(Goal): Copy the lines below verbatim, but only from the line containing "Output a JSON" through the end of the data.

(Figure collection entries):
_ _ _ _

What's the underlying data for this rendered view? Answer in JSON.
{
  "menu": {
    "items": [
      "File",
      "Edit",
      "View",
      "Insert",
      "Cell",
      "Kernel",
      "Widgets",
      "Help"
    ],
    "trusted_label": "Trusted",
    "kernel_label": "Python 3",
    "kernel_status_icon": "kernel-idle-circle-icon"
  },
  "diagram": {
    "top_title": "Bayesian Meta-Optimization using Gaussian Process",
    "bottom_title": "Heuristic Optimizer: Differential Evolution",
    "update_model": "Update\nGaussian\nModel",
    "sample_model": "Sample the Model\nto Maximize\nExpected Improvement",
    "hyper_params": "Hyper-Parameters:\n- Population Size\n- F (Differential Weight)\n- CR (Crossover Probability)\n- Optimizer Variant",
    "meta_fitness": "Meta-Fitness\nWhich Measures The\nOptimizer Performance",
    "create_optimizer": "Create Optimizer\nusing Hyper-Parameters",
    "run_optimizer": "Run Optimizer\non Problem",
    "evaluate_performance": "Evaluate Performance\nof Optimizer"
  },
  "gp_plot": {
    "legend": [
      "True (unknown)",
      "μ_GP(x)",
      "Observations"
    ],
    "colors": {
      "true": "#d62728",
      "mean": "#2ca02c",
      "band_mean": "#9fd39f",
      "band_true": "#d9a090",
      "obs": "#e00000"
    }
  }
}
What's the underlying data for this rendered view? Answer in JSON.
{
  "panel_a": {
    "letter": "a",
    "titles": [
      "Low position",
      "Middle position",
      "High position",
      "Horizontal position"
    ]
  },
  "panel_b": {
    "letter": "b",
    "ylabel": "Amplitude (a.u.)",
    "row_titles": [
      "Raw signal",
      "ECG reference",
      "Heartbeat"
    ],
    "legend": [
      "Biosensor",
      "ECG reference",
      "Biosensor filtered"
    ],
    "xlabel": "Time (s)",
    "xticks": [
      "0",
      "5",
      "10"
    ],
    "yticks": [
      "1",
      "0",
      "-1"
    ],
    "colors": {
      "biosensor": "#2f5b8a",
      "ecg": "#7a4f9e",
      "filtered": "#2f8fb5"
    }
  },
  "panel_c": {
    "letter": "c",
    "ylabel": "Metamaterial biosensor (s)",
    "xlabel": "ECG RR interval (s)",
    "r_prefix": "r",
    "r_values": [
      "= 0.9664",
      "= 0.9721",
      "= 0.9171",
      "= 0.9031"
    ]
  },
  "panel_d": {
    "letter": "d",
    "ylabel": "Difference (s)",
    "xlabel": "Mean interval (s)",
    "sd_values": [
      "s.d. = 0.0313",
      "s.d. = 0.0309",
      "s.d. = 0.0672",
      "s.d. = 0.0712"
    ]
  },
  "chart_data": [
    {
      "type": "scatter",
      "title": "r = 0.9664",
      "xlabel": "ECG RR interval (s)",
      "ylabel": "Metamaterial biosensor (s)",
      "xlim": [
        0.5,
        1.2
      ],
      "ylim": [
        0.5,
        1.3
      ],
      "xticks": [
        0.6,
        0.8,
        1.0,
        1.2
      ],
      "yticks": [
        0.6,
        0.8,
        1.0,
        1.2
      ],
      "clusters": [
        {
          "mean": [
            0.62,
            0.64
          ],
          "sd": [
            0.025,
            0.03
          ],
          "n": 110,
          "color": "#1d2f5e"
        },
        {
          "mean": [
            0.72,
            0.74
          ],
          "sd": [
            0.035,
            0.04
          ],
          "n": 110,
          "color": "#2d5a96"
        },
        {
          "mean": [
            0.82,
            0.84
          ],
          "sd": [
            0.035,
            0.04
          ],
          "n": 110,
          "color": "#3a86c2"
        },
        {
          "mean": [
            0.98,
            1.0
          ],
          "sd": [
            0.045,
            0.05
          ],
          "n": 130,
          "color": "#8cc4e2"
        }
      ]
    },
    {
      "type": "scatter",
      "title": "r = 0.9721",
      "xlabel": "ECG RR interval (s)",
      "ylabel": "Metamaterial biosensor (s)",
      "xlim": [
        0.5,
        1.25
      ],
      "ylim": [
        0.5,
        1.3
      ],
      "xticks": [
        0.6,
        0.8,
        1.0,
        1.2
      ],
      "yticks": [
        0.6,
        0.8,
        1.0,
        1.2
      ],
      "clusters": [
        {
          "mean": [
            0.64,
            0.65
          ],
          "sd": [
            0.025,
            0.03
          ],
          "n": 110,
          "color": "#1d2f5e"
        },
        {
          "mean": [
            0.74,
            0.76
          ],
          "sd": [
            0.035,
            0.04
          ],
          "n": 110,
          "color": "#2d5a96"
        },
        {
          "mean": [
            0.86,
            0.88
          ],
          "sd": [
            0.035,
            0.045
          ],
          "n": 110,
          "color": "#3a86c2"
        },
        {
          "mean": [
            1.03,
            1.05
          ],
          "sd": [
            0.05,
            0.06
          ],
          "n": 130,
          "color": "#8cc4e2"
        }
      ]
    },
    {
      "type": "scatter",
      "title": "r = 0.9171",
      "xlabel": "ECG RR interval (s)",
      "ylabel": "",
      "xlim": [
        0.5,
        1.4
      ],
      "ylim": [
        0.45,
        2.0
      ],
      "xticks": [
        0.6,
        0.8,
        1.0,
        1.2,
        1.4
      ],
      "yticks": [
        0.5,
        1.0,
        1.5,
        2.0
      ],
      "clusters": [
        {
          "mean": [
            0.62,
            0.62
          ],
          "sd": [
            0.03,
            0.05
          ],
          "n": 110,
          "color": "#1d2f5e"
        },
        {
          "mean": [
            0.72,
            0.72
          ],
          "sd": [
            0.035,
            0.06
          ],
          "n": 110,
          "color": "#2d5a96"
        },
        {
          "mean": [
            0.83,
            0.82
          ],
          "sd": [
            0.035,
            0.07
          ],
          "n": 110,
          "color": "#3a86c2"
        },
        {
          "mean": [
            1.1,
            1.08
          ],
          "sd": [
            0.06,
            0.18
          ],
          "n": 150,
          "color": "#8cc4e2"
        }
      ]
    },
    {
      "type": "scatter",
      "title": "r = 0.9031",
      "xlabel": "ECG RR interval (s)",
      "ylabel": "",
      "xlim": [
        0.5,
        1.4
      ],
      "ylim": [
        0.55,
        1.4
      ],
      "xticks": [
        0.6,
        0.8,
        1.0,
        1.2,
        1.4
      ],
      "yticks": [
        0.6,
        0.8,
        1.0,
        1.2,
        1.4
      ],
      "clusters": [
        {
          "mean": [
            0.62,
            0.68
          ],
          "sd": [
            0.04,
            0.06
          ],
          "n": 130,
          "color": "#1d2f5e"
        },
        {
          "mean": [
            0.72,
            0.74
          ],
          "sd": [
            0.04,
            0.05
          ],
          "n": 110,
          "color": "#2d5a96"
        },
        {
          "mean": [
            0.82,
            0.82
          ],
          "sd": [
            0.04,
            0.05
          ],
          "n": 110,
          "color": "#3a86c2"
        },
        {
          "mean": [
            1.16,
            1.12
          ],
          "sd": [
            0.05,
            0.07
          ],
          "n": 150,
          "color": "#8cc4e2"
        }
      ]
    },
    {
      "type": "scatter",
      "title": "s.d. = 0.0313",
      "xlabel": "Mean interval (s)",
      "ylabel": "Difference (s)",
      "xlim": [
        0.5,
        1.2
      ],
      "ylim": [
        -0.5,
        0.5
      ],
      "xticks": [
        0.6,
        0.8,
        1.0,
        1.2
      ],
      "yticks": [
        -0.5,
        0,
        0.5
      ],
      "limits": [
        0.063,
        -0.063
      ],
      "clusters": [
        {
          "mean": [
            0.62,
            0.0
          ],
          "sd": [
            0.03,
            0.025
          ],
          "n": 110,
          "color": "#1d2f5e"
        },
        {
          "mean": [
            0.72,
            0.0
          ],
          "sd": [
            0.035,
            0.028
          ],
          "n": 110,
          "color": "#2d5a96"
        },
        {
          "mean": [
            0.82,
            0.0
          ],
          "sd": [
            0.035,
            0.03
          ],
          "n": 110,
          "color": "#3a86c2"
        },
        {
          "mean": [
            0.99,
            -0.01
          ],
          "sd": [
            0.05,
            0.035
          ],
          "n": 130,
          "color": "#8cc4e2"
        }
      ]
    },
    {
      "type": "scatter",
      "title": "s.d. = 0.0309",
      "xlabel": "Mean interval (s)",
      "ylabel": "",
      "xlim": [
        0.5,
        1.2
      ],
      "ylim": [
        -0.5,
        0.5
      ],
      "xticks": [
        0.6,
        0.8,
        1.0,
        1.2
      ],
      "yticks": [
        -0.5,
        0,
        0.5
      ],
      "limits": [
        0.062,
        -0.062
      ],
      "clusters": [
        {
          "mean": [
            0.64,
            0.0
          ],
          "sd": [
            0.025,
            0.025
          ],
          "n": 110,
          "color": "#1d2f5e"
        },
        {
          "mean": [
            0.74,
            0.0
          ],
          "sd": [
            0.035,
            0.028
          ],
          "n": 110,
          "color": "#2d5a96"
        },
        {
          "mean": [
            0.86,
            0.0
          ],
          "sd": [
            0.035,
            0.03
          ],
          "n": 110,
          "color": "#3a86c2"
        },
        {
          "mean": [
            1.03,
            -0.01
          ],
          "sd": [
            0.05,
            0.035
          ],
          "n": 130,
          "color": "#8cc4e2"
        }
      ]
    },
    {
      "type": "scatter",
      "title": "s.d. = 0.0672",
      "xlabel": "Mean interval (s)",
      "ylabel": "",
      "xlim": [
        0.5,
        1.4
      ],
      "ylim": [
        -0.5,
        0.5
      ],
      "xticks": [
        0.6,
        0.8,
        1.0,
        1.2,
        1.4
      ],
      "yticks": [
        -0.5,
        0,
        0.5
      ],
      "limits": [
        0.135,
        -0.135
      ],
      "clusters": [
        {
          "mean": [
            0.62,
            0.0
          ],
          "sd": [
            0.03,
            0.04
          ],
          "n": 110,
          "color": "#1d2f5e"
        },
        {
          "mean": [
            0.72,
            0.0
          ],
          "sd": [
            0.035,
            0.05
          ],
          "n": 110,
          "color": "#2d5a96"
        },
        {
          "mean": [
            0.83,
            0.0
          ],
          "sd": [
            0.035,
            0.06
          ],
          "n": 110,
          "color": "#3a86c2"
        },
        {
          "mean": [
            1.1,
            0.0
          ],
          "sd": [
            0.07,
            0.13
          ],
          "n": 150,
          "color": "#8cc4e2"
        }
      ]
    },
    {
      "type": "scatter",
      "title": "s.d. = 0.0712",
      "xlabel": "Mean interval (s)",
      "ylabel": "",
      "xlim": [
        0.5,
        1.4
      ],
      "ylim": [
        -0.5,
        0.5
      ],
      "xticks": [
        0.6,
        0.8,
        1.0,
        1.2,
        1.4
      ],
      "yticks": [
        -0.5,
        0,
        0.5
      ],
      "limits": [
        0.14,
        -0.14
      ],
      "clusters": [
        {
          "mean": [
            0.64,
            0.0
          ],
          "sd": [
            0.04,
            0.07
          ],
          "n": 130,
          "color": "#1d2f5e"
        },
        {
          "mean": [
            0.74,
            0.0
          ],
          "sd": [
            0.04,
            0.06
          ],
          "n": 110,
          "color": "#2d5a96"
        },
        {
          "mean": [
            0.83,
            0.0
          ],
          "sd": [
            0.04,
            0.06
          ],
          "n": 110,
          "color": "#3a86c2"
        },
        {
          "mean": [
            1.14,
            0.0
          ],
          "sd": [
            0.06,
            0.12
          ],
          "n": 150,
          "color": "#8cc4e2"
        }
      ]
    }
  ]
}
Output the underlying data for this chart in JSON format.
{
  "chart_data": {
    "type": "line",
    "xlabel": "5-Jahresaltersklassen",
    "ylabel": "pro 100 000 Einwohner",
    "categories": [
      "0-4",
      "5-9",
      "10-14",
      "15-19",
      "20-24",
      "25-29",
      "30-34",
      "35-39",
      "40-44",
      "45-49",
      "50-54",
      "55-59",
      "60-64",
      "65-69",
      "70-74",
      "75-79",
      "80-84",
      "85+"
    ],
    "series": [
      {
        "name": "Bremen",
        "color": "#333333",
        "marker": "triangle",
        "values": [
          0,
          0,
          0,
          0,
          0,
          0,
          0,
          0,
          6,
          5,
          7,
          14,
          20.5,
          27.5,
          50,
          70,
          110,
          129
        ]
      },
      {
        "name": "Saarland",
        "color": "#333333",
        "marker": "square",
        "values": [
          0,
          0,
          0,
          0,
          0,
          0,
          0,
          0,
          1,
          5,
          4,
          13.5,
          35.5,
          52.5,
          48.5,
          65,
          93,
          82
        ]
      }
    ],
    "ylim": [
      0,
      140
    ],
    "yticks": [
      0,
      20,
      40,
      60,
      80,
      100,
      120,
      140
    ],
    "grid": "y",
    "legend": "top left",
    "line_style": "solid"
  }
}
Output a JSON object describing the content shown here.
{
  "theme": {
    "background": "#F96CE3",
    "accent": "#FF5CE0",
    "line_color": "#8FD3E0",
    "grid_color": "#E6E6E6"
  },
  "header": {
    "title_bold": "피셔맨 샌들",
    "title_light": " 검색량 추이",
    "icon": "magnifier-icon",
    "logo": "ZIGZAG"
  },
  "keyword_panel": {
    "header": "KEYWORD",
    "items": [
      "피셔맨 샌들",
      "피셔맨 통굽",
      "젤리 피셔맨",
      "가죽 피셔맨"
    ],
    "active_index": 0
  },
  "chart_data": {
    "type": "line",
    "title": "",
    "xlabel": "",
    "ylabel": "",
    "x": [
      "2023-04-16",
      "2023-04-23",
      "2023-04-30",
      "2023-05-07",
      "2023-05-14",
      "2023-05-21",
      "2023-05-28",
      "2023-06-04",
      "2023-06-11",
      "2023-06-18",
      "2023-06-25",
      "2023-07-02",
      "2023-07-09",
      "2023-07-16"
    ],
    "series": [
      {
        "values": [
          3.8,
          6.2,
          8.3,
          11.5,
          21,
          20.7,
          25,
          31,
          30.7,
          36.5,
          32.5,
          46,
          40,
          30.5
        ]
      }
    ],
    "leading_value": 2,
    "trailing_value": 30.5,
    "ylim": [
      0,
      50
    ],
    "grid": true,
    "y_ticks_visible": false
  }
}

_ _ _ _

(The answer):
Output a JSON object describing the content shown here.
{
  "theme": {
    "background": "#F96CE3",
    "accent": "#FF5CE0",
    "line_color": "#8FD3E0",
    "grid_color": "#E6E6E6"
  },
  "header": {
    "title_bold": "피셔맨 샌들",
    "title_light": " 검색량 추이",
    "icon": "magnifier-icon",
    "logo": "ZIGZAG"
  },
  "keyword_panel": {
    "header": "KEYWORD",
    "items": [
      "피셔맨 샌들",
      "피셔맨 통굽",
      "젤리 피셔맨",
      "가죽 피셔맨"
    ],
    "active_index": 0
  },
  "chart_data": {
    "type": "line",
    "title": "",
    "xlabel": "",
    "ylabel": "",
    "x": [
      "2023-04-16",
      "2023-04-23",
      "2023-04-30",
      "2023-05-07",
      "2023-05-14",
      "2023-05-21",
      "2023-05-28",
      "2023-06-04",
      "2023-06-11",
      "2023-06-18",
      "2023-06-25",
      "2023-07-02",
      "2023-07-09",
      "2023-07-16"
    ],
    "series": [
      {
        "values": [
          3.8,
          6.2,
          8.3,
          11.5,
          21,
          20.7,
          25,
          31,
          30.7,
          36.5,
          32.5,
          46,
          40,
          30.5
        ]
      }
    ],
    "leading_value": 2,
    "trailing_value": 30.5,
    "ylim": [
      0,
      50
    ],
    "grid": true,
    "y_ticks_visible": false
  }
}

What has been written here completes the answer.